───── PROVIDED RECORDS ─────

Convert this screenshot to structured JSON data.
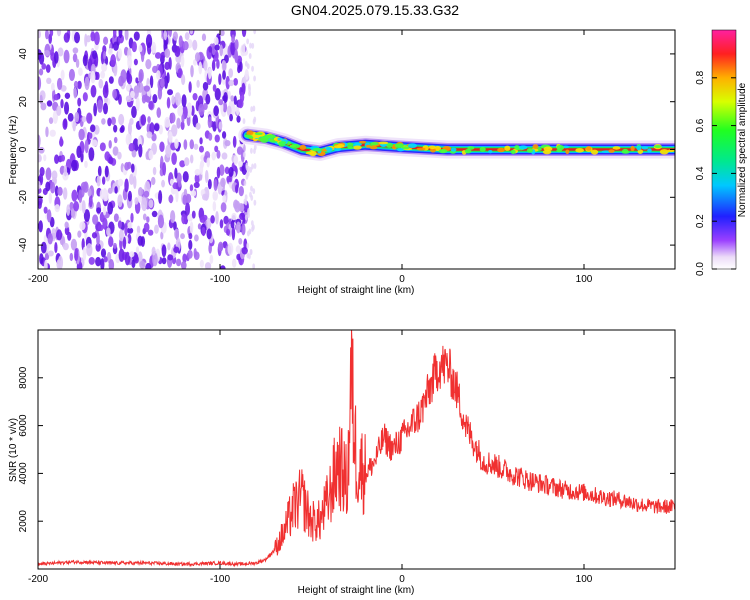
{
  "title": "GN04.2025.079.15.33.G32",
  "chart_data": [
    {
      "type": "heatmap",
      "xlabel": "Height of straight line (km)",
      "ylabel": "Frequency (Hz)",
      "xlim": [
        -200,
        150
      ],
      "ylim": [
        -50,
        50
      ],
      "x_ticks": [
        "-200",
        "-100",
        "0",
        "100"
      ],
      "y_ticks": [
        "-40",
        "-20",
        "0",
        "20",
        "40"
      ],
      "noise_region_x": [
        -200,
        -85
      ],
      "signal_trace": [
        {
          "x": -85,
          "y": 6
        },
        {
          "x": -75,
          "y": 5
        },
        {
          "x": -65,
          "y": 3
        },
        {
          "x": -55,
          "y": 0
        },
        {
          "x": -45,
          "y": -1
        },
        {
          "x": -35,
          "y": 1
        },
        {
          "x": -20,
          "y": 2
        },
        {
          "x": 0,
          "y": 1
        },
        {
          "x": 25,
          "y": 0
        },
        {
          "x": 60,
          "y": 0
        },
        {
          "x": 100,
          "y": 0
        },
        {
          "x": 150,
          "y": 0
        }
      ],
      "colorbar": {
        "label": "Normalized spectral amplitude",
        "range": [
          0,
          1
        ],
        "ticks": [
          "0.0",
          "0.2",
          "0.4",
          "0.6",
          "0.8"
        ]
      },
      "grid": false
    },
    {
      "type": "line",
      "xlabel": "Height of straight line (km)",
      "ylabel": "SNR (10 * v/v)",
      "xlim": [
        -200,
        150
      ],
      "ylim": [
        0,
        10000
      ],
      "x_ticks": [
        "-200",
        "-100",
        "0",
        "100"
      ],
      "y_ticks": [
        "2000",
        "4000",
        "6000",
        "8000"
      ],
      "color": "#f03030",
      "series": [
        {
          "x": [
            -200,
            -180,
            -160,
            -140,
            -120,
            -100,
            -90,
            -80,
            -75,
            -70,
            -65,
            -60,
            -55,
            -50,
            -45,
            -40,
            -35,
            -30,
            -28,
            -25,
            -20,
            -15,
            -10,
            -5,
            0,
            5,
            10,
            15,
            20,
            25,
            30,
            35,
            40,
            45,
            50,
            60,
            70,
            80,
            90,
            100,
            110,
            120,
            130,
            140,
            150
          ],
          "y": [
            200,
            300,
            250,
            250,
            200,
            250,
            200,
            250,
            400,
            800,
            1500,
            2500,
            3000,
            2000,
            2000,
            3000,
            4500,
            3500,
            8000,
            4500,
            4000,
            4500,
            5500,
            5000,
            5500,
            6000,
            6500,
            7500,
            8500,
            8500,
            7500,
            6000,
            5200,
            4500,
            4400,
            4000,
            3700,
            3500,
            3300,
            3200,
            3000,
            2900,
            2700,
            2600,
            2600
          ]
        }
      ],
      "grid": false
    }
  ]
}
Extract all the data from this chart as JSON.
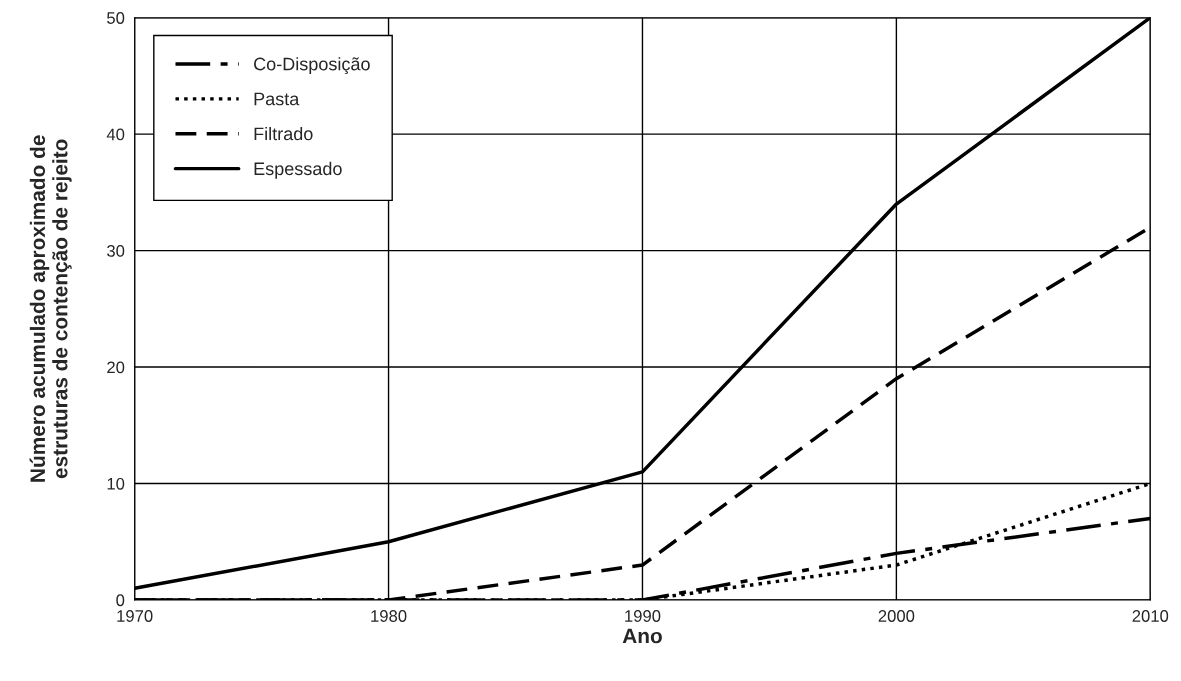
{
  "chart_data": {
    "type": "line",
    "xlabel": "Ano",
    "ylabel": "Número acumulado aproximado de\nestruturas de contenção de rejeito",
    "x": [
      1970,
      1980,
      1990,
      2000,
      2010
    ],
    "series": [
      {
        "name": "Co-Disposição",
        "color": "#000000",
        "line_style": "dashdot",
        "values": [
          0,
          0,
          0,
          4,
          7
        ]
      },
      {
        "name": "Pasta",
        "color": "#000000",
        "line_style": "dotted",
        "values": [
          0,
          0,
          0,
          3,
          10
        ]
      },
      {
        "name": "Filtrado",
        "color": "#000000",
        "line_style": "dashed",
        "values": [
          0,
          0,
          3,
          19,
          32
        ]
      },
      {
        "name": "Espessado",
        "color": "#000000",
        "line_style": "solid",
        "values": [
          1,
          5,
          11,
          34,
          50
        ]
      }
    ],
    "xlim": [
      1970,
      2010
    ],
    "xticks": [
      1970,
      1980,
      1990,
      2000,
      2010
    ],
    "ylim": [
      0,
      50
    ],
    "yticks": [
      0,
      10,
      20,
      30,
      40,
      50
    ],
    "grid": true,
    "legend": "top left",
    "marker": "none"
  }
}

─────

THE EXERCISE.
Where a line holds the string "JSON", copy that line.

RESULT FOR THIS TASK.
Convert this screenshot to structured JSON data.
Extract all the data from this chart as JSON.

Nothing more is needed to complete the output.